# THE PROBLEM
Extract, from the listing that follows, each line containing the word "text".

# RECORDS FOR THE TASK
——————
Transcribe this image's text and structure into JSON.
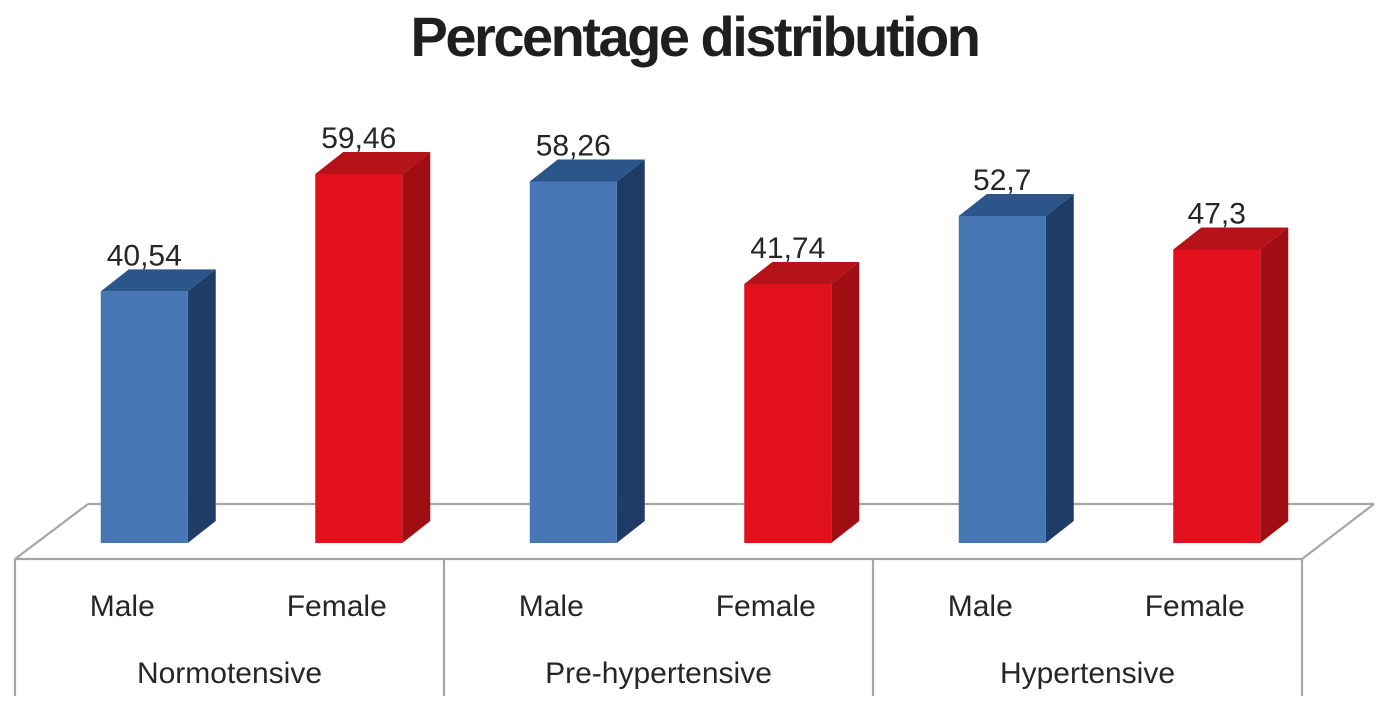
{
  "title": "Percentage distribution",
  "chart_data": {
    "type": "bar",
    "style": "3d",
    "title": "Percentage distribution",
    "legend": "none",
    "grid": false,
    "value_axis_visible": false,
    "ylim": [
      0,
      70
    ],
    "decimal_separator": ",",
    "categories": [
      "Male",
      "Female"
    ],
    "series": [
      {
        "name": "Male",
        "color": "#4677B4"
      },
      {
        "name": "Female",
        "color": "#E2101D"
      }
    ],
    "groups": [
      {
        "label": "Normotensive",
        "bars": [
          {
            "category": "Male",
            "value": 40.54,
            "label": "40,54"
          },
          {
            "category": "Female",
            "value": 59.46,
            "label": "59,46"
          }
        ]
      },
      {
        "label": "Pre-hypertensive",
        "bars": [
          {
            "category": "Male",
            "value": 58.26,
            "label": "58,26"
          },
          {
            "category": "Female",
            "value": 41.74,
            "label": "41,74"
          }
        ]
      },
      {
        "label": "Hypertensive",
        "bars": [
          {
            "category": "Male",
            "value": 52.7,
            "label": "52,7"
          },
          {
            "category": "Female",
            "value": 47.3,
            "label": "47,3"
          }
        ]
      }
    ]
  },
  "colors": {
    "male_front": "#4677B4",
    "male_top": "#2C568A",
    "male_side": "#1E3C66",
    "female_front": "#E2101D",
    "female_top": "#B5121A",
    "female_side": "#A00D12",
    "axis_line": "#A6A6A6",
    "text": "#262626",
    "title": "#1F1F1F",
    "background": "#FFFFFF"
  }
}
——————
# THE RESPONSE
Transcribe this image's text and structure into JSON.
    "text": "#262626",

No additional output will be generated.